>>

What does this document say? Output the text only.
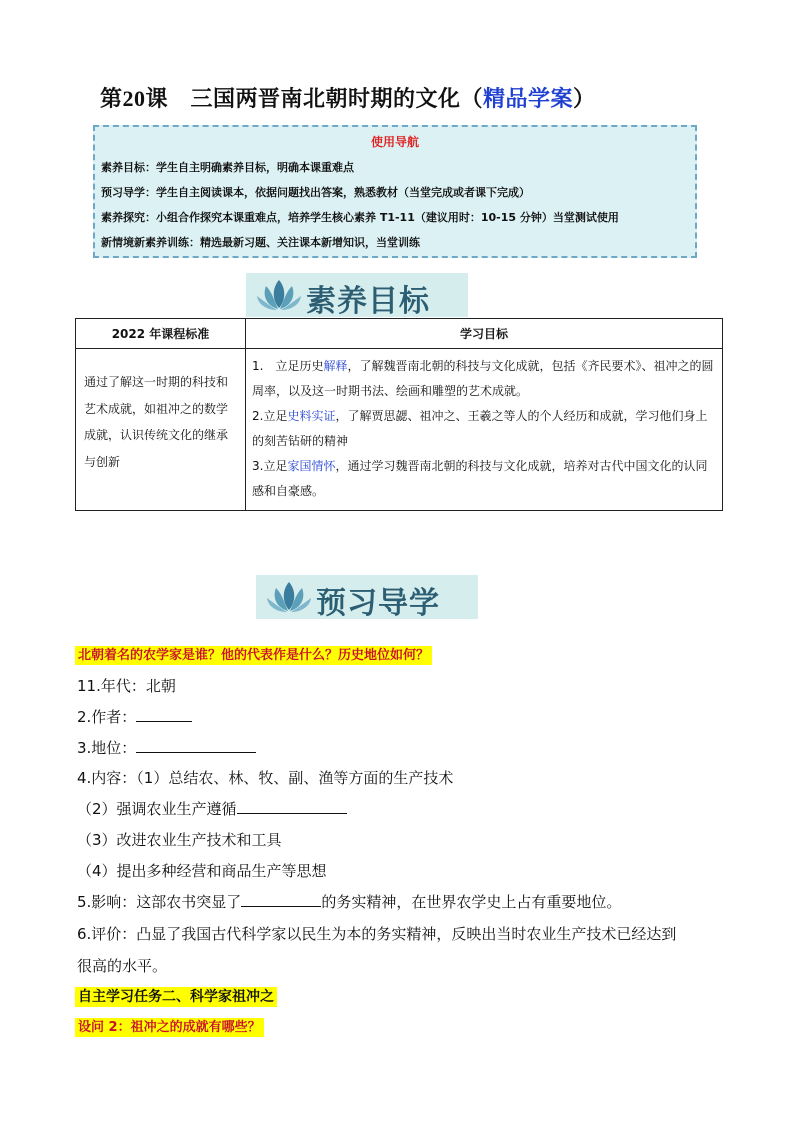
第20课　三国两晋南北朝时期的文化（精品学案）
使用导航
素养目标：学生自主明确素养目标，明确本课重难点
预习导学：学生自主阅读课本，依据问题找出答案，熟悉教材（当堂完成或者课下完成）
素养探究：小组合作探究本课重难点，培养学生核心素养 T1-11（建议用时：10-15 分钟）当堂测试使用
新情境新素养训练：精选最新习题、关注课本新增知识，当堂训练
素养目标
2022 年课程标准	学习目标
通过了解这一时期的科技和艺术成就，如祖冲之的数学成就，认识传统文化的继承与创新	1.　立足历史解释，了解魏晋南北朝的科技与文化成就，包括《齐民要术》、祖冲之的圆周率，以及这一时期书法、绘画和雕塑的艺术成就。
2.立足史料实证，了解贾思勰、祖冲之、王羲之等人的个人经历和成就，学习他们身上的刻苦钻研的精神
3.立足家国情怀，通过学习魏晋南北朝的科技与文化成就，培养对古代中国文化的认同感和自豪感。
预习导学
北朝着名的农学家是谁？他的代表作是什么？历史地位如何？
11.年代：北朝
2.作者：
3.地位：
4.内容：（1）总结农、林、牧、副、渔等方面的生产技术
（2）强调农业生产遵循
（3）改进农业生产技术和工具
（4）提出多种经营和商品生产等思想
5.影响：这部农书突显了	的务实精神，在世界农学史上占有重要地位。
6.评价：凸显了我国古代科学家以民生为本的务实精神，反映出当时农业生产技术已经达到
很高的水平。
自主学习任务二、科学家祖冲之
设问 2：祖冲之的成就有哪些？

<<

Reproduce each entry precisely. Leave the pictures out.

SOLVED PROBLEM
What does this document say? Output the text only.
第20课　三国两晋南北朝时期的文化（精品学案）
使用导航
素养目标：学生自主明确素养目标，明确本课重难点
预习导学：学生自主阅读课本，依据问题找出答案，熟悉教材（当堂完成或者课下完成）
素养探究：小组合作探究本课重难点，培养学生核心素养 T1-11（建议用时：10-15 分钟）当堂测试使用
新情境新素养训练：精选最新习题、关注课本新增知识，当堂训练
素养目标
2022 年课程标准	学习目标
通过了解这一时期的科技和艺术成就，如祖冲之的数学成就，认识传统文化的继承与创新	1.　立足历史解释，了解魏晋南北朝的科技与文化成就，包括《齐民要术》、祖冲之的圆周率，以及这一时期书法、绘画和雕塑的艺术成就。
2.立足史料实证，了解贾思勰、祖冲之、王羲之等人的个人经历和成就，学习他们身上的刻苦钻研的精神
3.立足家国情怀，通过学习魏晋南北朝的科技与文化成就，培养对古代中国文化的认同感和自豪感。
预习导学
北朝着名的农学家是谁？他的代表作是什么？历史地位如何？
11.年代：北朝
2.作者：
3.地位：
4.内容：（1）总结农、林、牧、副、渔等方面的生产技术
（2）强调农业生产遵循
（3）改进农业生产技术和工具
（4）提出多种经营和商品生产等思想
5.影响：这部农书突显了	的务实精神，在世界农学史上占有重要地位。
6.评价：凸显了我国古代科学家以民生为本的务实精神，反映出当时农业生产技术已经达到
很高的水平。
自主学习任务二、科学家祖冲之
设问 2：祖冲之的成就有哪些？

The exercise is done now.